**THE RECORDS:**
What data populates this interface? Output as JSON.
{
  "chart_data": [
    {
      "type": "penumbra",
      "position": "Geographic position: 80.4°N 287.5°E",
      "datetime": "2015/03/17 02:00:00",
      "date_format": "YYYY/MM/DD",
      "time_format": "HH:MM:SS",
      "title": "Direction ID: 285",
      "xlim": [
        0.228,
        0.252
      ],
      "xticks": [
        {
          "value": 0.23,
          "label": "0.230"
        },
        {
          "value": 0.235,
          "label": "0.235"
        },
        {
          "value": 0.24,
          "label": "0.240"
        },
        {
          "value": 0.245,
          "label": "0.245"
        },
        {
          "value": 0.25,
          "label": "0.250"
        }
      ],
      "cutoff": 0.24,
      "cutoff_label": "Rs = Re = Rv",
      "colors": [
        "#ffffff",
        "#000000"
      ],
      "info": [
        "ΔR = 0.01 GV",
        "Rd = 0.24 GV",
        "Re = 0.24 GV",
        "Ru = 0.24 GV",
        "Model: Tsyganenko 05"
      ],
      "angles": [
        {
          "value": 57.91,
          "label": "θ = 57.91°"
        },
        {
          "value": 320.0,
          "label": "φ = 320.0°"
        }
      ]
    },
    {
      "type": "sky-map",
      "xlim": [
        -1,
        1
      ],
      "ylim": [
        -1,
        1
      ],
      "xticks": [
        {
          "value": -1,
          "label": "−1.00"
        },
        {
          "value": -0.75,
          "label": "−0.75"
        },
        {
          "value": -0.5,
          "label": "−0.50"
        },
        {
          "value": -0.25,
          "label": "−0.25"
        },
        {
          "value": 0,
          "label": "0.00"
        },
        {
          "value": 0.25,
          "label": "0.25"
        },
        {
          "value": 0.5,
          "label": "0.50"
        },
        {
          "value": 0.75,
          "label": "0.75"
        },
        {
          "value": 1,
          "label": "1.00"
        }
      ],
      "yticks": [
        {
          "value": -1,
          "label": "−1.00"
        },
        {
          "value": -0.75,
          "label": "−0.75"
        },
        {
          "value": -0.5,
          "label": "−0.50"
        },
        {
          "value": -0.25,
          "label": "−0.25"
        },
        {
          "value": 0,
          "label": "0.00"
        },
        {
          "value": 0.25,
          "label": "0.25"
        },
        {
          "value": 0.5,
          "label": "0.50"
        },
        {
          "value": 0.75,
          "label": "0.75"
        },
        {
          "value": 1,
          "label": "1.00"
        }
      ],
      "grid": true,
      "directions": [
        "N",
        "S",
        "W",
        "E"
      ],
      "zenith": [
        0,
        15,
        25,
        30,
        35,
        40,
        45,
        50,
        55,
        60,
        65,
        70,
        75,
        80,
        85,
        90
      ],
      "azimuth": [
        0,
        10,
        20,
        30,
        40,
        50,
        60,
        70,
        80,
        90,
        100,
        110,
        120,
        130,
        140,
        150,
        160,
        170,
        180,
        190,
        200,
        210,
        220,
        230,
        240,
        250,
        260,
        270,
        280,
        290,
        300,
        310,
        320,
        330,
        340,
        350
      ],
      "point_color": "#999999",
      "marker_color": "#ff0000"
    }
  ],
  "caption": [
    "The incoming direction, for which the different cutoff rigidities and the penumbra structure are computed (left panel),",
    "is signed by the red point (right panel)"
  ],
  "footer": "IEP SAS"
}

**WHAT TO WORK ON:**
Write out every entry above, word for word.

**EXERCISE RESULT:**
What data populates this interface? Output as JSON.
{
  "chart_data": [
    {
      "type": "penumbra",
      "position": "Geographic position: 80.4°N 287.5°E",
      "datetime": "2015/03/17 02:00:00",
      "date_format": "YYYY/MM/DD",
      "time_format": "HH:MM:SS",
      "title": "Direction ID: 285",
      "xlim": [
        0.228,
        0.252
      ],
      "xticks": [
        {
          "value": 0.23,
          "label": "0.230"
        },
        {
          "value": 0.235,
          "label": "0.235"
        },
        {
          "value": 0.24,
          "label": "0.240"
        },
        {
          "value": 0.245,
          "label": "0.245"
        },
        {
          "value": 0.25,
          "label": "0.250"
        }
      ],
      "cutoff": 0.24,
      "cutoff_label": "Rs = Re = Rv",
      "colors": [
        "#ffffff",
        "#000000"
      ],
      "info": [
        "ΔR = 0.01 GV",
        "Rd = 0.24 GV",
        "Re = 0.24 GV",
        "Ru = 0.24 GV",
        "Model: Tsyganenko 05"
      ],
      "angles": [
        {
          "value": 57.91,
          "label": "θ = 57.91°"
        },
        {
          "value": 320.0,
          "label": "φ = 320.0°"
        }
      ]
    },
    {
      "type": "sky-map",
      "xlim": [
        -1,
        1
      ],
      "ylim": [
        -1,
        1
      ],
      "xticks": [
        {
          "value": -1,
          "label": "−1.00"
        },
        {
          "value": -0.75,
          "label": "−0.75"
        },
        {
          "value": -0.5,
          "label": "−0.50"
        },
        {
          "value": -0.25,
          "label": "−0.25"
        },
        {
          "value": 0,
          "label": "0.00"
        },
        {
          "value": 0.25,
          "label": "0.25"
        },
        {
          "value": 0.5,
          "label": "0.50"
        },
        {
          "value": 0.75,
          "label": "0.75"
        },
        {
          "value": 1,
          "label": "1.00"
        }
      ],
      "yticks": [
        {
          "value": -1,
          "label": "−1.00"
        },
        {
          "value": -0.75,
          "label": "−0.75"
        },
        {
          "value": -0.5,
          "label": "−0.50"
        },
        {
          "value": -0.25,
          "label": "−0.25"
        },
        {
          "value": 0,
          "label": "0.00"
        },
        {
          "value": 0.25,
          "label": "0.25"
        },
        {
          "value": 0.5,
          "label": "0.50"
        },
        {
          "value": 0.75,
          "label": "0.75"
        },
        {
          "value": 1,
          "label": "1.00"
        }
      ],
      "grid": true,
      "directions": [
        "N",
        "S",
        "W",
        "E"
      ],
      "zenith": [
        0,
        15,
        25,
        30,
        35,
        40,
        45,
        50,
        55,
        60,
        65,
        70,
        75,
        80,
        85,
        90
      ],
      "azimuth": [
        0,
        10,
        20,
        30,
        40,
        50,
        60,
        70,
        80,
        90,
        100,
        110,
        120,
        130,
        140,
        150,
        160,
        170,
        180,
        190,
        200,
        210,
        220,
        230,
        240,
        250,
        260,
        270,
        280,
        290,
        300,
        310,
        320,
        330,
        340,
        350
      ],
      "point_color": "#999999",
      "marker_color": "#ff0000"
    }
  ],
  "caption": [
    "The incoming direction, for which the different cutoff rigidities and the penumbra structure are computed (left panel),",
    "is signed by the red point (right panel)"
  ],
  "footer": "IEP SAS"
}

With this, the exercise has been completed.